Your instructions:
Quote all lines below exactly. Images stay out.

--- START OF Supplied material ---

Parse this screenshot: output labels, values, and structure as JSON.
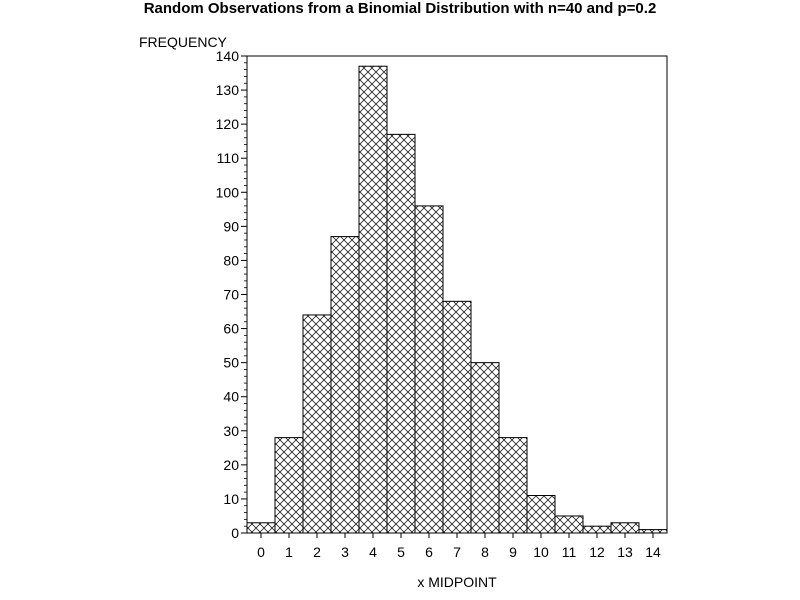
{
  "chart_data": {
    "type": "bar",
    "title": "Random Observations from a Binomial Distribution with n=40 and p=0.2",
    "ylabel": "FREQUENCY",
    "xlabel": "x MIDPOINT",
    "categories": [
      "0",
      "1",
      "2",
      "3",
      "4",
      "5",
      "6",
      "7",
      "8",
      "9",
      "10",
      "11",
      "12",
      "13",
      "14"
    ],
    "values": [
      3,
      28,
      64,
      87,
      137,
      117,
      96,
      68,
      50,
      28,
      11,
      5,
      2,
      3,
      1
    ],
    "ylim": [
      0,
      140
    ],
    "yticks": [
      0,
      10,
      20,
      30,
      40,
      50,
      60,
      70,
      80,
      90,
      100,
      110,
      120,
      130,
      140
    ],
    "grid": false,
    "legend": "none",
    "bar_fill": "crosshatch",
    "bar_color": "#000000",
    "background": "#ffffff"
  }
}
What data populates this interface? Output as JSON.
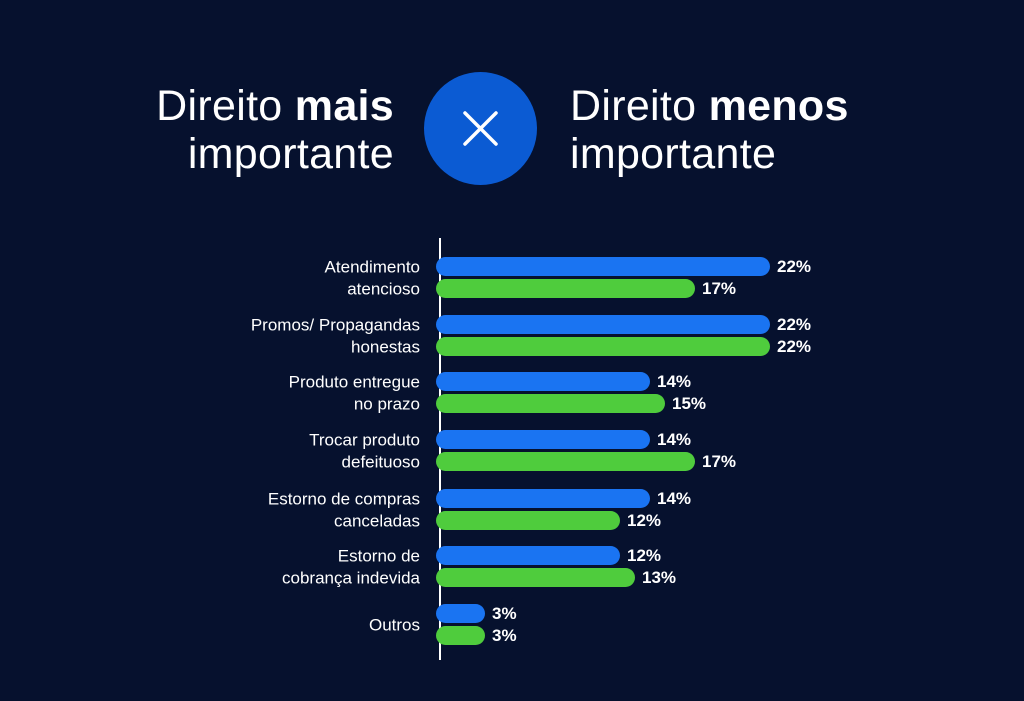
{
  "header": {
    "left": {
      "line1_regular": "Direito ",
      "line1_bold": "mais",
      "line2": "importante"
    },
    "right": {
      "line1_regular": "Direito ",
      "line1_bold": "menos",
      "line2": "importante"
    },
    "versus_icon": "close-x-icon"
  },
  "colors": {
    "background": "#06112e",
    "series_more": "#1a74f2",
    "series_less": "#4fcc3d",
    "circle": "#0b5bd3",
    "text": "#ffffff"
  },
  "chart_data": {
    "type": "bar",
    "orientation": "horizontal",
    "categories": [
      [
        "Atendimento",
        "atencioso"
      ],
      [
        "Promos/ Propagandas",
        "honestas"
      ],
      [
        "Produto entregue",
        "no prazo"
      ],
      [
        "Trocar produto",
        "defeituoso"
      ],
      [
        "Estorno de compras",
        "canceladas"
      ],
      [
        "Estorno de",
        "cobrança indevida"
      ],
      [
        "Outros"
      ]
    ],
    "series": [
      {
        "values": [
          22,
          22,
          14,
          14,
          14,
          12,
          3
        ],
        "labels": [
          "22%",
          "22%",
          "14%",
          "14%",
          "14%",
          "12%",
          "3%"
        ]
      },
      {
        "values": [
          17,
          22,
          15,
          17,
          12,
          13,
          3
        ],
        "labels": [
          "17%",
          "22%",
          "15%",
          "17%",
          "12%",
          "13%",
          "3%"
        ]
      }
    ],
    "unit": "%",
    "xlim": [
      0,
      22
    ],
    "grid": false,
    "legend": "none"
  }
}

--- END OF Supplied material ---

Solution to this task:
Parse this screenshot: output labels, values, and structure as JSON.
{
  "chart_data": {
    "type": "bar",
    "title": "Random Observations from a Binomial Distribution with n=40 and p=0.2",
    "ylabel": "FREQUENCY",
    "xlabel": "x MIDPOINT",
    "categories": [
      "0",
      "1",
      "2",
      "3",
      "4",
      "5",
      "6",
      "7",
      "8",
      "9",
      "10",
      "11",
      "12",
      "13",
      "14"
    ],
    "values": [
      3,
      28,
      64,
      87,
      137,
      117,
      96,
      68,
      50,
      28,
      11,
      5,
      2,
      3,
      1
    ],
    "ylim": [
      0,
      140
    ],
    "yticks": [
      0,
      10,
      20,
      30,
      40,
      50,
      60,
      70,
      80,
      90,
      100,
      110,
      120,
      130,
      140
    ],
    "grid": false,
    "legend": "none",
    "bar_fill": "crosshatch",
    "bar_color": "#000000",
    "background": "#ffffff"
  }
}
What data populates this interface? Output as JSON.
{
  "header": {
    "left": {
      "line1_regular": "Direito ",
      "line1_bold": "mais",
      "line2": "importante"
    },
    "right": {
      "line1_regular": "Direito ",
      "line1_bold": "menos",
      "line2": "importante"
    },
    "versus_icon": "close-x-icon"
  },
  "colors": {
    "background": "#06112e",
    "series_more": "#1a74f2",
    "series_less": "#4fcc3d",
    "circle": "#0b5bd3",
    "text": "#ffffff"
  },
  "chart_data": {
    "type": "bar",
    "orientation": "horizontal",
    "categories": [
      [
        "Atendimento",
        "atencioso"
      ],
      [
        "Promos/ Propagandas",
        "honestas"
      ],
      [
        "Produto entregue",
        "no prazo"
      ],
      [
        "Trocar produto",
        "defeituoso"
      ],
      [
        "Estorno de compras",
        "canceladas"
      ],
      [
        "Estorno de",
        "cobrança indevida"
      ],
      [
        "Outros"
      ]
    ],
    "series": [
      {
        "values": [
          22,
          22,
          14,
          14,
          14,
          12,
          3
        ],
        "labels": [
          "22%",
          "22%",
          "14%",
          "14%",
          "14%",
          "12%",
          "3%"
        ]
      },
      {
        "values": [
          17,
          22,
          15,
          17,
          12,
          13,
          3
        ],
        "labels": [
          "17%",
          "22%",
          "15%",
          "17%",
          "12%",
          "13%",
          "3%"
        ]
      }
    ],
    "unit": "%",
    "xlim": [
      0,
      22
    ],
    "grid": false,
    "legend": "none"
  }
}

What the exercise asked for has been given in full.